Begin
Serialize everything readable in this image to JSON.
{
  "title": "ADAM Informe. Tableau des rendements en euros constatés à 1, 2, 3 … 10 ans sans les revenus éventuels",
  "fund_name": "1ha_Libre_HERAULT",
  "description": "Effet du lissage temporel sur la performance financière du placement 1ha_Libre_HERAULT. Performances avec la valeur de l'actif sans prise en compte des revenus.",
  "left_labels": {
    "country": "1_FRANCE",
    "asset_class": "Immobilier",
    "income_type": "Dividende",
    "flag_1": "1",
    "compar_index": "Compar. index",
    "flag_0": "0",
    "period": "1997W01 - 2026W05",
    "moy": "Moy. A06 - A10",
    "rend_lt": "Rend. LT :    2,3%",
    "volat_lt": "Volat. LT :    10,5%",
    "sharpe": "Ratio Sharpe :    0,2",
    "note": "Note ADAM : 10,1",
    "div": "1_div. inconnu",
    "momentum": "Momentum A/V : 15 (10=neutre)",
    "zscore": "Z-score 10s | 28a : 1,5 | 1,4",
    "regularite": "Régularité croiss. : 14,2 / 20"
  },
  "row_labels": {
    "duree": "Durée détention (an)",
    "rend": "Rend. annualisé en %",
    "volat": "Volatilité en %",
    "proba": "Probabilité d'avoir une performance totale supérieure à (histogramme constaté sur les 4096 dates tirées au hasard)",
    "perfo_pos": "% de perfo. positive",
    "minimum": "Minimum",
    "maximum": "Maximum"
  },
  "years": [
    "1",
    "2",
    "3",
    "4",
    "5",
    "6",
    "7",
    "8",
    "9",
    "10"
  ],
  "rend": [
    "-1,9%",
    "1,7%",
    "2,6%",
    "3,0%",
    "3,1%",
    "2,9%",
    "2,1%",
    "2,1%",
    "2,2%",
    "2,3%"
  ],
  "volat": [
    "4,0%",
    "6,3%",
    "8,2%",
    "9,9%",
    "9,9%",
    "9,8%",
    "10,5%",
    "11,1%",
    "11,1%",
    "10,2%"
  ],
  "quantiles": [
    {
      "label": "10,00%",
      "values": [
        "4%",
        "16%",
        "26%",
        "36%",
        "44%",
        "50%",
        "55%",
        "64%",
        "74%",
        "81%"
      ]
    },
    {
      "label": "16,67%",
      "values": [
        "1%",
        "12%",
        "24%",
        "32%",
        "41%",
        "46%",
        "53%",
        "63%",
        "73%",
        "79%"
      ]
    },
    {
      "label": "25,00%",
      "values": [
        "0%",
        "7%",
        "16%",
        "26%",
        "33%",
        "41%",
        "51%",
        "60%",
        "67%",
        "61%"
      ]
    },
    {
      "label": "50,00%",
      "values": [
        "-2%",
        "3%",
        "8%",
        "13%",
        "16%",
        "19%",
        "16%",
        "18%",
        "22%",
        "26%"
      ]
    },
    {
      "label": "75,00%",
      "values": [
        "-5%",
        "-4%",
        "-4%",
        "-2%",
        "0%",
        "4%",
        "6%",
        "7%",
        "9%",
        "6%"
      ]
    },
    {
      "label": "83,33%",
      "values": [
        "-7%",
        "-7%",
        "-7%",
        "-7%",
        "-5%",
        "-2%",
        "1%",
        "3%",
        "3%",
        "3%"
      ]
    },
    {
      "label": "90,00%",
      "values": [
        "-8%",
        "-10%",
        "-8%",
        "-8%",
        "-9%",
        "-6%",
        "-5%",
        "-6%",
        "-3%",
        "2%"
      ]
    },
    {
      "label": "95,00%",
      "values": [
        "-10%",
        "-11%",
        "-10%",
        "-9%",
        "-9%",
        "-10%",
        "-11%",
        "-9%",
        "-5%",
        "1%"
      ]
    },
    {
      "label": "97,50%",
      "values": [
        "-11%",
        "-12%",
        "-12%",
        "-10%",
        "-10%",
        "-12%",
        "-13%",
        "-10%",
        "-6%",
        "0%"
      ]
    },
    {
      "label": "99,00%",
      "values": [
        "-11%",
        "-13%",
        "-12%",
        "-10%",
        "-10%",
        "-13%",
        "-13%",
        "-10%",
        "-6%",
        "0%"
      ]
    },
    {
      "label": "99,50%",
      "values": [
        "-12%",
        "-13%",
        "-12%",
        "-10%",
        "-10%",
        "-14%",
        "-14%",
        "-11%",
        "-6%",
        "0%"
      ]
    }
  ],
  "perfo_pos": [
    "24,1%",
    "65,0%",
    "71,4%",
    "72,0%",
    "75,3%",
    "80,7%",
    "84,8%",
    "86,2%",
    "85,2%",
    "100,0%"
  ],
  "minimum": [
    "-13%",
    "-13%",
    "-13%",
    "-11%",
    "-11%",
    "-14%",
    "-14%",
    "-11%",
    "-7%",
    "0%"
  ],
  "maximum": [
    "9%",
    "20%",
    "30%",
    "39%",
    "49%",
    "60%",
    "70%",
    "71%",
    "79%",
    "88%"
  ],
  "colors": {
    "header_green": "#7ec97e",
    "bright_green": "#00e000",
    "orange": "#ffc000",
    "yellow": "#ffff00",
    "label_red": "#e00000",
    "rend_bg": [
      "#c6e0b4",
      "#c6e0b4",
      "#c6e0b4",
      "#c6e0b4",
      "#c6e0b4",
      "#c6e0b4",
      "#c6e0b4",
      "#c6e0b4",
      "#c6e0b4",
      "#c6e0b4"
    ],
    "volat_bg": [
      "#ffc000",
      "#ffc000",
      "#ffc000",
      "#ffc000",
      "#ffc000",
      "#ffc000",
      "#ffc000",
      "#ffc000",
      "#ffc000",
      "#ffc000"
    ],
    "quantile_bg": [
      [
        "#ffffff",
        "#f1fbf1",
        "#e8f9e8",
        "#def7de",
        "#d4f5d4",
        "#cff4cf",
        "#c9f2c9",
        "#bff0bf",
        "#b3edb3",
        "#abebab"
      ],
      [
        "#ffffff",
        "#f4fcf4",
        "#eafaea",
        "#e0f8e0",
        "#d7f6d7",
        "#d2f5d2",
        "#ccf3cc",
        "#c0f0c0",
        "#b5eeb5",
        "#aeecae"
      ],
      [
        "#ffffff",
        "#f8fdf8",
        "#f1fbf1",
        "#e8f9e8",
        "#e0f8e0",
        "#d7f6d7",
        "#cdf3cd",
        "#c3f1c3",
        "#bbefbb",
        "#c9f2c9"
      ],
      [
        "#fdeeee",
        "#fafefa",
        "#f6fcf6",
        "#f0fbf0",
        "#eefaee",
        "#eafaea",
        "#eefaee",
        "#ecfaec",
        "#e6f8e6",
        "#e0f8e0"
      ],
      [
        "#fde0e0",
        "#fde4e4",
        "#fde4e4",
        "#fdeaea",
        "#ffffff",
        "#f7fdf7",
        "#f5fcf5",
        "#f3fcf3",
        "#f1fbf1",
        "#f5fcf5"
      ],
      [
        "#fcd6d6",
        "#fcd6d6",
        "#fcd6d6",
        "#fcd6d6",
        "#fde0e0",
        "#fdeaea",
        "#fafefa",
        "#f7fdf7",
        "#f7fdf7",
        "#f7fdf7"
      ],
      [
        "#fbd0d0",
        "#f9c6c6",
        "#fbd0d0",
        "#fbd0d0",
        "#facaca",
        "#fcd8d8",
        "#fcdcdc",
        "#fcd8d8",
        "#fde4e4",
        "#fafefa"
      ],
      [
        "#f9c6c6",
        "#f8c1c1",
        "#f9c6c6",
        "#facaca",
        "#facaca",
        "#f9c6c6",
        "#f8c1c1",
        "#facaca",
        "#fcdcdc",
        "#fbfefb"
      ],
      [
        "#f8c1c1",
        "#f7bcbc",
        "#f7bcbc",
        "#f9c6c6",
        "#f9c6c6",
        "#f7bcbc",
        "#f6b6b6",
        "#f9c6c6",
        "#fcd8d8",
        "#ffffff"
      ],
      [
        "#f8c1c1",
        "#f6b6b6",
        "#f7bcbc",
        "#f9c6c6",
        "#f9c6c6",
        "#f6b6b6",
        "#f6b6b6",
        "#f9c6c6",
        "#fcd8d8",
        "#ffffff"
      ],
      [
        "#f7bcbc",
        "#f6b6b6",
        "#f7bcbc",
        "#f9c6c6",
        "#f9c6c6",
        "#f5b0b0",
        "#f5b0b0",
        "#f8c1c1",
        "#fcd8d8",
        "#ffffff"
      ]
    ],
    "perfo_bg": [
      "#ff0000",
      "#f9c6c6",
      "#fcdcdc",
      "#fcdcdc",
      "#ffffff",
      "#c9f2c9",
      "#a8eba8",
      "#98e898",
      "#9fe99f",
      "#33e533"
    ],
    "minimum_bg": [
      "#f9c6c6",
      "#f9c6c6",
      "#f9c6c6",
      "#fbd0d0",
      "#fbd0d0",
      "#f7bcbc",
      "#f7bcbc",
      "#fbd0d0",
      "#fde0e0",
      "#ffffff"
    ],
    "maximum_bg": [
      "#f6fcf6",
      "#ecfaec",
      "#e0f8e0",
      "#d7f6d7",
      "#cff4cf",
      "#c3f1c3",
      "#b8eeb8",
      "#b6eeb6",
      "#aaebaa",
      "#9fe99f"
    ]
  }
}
End
→ **OBJECTIVE**: Among the lines of the material, find those that hold the word "performance" and copy them.

→ **SOLUTION**:
  "description": "Effet du lissage temporel sur la performance financière du placement 1ha_Libre_HERAULT. Performances avec la valeur de l'actif sans prise en compte des revenus.",
    "proba": "Probabilité d'avoir une performance totale supérieure à (histogramme constaté sur les 4096 dates tirées au hasard)",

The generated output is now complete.